### [AIM]
Copy each line exactly.

### [THE DATA]

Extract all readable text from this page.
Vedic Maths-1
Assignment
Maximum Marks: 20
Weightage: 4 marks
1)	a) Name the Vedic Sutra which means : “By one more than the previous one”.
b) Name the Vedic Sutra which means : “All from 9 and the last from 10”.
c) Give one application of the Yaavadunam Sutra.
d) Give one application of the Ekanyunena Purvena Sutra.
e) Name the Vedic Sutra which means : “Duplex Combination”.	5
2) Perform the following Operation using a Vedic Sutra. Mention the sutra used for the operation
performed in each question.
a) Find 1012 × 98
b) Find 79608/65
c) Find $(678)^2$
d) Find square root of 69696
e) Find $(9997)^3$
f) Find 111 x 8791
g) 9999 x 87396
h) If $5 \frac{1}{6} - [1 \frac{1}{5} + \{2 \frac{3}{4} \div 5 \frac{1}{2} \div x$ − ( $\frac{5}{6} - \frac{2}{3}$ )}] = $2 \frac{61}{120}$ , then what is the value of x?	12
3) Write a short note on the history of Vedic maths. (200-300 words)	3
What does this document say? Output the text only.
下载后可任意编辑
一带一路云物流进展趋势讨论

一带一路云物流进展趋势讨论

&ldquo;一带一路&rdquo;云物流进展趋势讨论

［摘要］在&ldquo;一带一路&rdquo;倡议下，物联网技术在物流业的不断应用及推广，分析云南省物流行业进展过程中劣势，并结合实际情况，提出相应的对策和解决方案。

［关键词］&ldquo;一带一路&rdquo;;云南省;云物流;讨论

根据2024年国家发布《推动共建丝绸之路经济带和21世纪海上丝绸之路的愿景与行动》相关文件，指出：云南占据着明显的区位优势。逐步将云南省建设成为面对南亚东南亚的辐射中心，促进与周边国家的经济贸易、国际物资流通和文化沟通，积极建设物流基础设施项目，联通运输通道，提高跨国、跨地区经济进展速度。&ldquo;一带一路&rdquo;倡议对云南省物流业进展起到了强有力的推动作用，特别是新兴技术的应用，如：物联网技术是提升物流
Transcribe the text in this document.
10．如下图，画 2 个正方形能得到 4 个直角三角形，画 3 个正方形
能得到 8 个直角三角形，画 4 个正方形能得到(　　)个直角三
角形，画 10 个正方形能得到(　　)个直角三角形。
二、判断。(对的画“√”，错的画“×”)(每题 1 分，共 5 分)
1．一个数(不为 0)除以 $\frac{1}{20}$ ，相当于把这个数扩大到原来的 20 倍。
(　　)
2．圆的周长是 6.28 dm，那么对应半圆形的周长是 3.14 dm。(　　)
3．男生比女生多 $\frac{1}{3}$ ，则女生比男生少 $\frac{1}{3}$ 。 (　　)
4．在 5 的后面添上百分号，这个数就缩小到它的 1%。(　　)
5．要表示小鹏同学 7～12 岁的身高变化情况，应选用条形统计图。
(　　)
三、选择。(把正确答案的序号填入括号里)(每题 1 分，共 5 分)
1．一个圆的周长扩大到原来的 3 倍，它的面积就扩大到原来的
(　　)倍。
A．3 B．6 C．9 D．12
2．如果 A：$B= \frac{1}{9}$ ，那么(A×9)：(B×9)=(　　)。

### [EXERCISE RESULT]
Extract all readable text from this page.
Vedic Maths-1
Assignment
Maximum Marks: 20
Weightage: 4 marks
1)	a) Name the Vedic Sutra which means : “By one more than the previous one”.
b) Name the Vedic Sutra which means : “All from 9 and the last from 10”.
c) Give one application of the Yaavadunam Sutra.
d) Give one application of the Ekanyunena Purvena Sutra.
e) Name the Vedic Sutra which means : “Duplex Combination”.	5
2) Perform the following Operation using a Vedic Sutra. Mention the sutra used for the operation
performed in each question.
a) Find 1012 × 98
b) Find 79608/65
c) Find $(678)^2$
d) Find square root of 69696
e) Find $(9997)^3$
f) Find 111 x 8791
g) 9999 x 87396
h) If $5 \frac{1}{6} - [1 \frac{1}{5} + \{2 \frac{3}{4} \div 5 \frac{1}{2} \div x$ − ( $\frac{5}{6} - \frac{2}{3}$ )}] = $2 \frac{61}{120}$ , then what is the value of x?	12
3) Write a short note on the history of Vedic maths. (200-300 words)	3
What does this document say? Output the text only.
下载后可任意编辑
一带一路云物流进展趋势讨论

一带一路云物流进展趋势讨论

&ldquo;一带一路&rdquo;云物流进展趋势讨论

［摘要］在&ldquo;一带一路&rdquo;倡议下，物联网技术在物流业的不断应用及推广，分析云南省物流行业进展过程中劣势，并结合实际情况，提出相应的对策和解决方案。

［关键词］&ldquo;一带一路&rdquo;;云南省;云物流;讨论

根据2024年国家发布《推动共建丝绸之路经济带和21世纪海上丝绸之路的愿景与行动》相关文件，指出：云南占据着明显的区位优势。逐步将云南省建设成为面对南亚东南亚的辐射中心，促进与周边国家的经济贸易、国际物资流通和文化沟通，积极建设物流基础设施项目，联通运输通道，提高跨国、跨地区经济进展速度。&ldquo;一带一路&rdquo;倡议对云南省物流业进展起到了强有力的推动作用，特别是新兴技术的应用，如：物联网技术是提升物流
Transcribe the text in this document.
10．如下图，画 2 个正方形能得到 4 个直角三角形，画 3 个正方形
能得到 8 个直角三角形，画 4 个正方形能得到(　　)个直角三
角形，画 10 个正方形能得到(　　)个直角三角形。
二、判断。(对的画“√”，错的画“×”)(每题 1 分，共 5 分)
1．一个数(不为 0)除以 $\frac{1}{20}$ ，相当于把这个数扩大到原来的 20 倍。
(　　)
2．圆的周长是 6.28 dm，那么对应半圆形的周长是 3.14 dm。(　　)
3．男生比女生多 $\frac{1}{3}$ ，则女生比男生少 $\frac{1}{3}$ 。 (　　)
4．在 5 的后面添上百分号，这个数就缩小到它的 1%。(　　)
5．要表示小鹏同学 7～12 岁的身高变化情况，应选用条形统计图。
(　　)
三、选择。(把正确答案的序号填入括号里)(每题 1 分，共 5 分)
1．一个圆的周长扩大到原来的 3 倍，它的面积就扩大到原来的
(　　)倍。
A．3 B．6 C．9 D．12
2．如果 A：$B= \frac{1}{9}$ ，那么(A×9)：(B×9)=(　　)。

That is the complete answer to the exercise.